BEGIN Exercise materials

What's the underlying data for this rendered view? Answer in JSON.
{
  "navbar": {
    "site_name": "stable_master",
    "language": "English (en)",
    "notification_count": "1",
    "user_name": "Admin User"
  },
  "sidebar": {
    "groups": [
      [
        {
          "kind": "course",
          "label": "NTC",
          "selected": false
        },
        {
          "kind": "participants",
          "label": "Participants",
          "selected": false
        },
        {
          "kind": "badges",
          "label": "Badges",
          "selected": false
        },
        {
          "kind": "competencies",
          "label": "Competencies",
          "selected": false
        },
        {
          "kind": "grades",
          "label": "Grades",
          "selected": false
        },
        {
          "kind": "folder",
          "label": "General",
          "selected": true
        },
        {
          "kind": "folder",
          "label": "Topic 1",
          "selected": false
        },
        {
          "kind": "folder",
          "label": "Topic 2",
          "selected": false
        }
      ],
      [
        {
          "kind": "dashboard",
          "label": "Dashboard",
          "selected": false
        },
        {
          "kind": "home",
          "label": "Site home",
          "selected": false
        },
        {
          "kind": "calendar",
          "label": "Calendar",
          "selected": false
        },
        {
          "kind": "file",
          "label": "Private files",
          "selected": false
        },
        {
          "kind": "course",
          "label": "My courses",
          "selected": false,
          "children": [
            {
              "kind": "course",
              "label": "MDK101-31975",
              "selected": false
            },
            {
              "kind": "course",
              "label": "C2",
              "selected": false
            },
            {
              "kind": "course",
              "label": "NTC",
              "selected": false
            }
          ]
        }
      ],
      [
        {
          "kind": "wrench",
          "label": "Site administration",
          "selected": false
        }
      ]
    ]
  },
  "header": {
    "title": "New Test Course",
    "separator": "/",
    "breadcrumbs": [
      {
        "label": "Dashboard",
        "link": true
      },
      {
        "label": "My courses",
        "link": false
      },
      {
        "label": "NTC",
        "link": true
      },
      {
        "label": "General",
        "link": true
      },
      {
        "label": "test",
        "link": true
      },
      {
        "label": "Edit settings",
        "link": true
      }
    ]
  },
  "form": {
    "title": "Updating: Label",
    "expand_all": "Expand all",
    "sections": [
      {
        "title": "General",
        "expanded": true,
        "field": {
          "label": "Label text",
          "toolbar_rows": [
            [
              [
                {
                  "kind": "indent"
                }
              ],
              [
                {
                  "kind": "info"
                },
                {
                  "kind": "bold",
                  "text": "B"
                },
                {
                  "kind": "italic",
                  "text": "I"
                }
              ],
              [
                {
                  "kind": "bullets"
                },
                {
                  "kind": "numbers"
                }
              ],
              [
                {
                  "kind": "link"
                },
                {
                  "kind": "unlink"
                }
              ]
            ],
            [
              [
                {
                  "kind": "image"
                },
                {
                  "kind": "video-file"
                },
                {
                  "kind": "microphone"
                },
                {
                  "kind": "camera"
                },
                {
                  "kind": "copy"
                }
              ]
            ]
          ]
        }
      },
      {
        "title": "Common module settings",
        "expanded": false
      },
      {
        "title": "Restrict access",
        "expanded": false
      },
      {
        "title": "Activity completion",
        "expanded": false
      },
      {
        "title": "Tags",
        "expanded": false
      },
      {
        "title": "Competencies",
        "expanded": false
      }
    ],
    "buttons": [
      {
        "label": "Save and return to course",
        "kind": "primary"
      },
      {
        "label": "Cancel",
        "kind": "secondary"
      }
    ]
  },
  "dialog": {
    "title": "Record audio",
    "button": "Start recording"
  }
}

END Exercise materials

→ Directions: Pull out every line in the material above where "settings" occurs.

→ Written solution:
        "label": "Edit settings",
        "title": "Common module settings",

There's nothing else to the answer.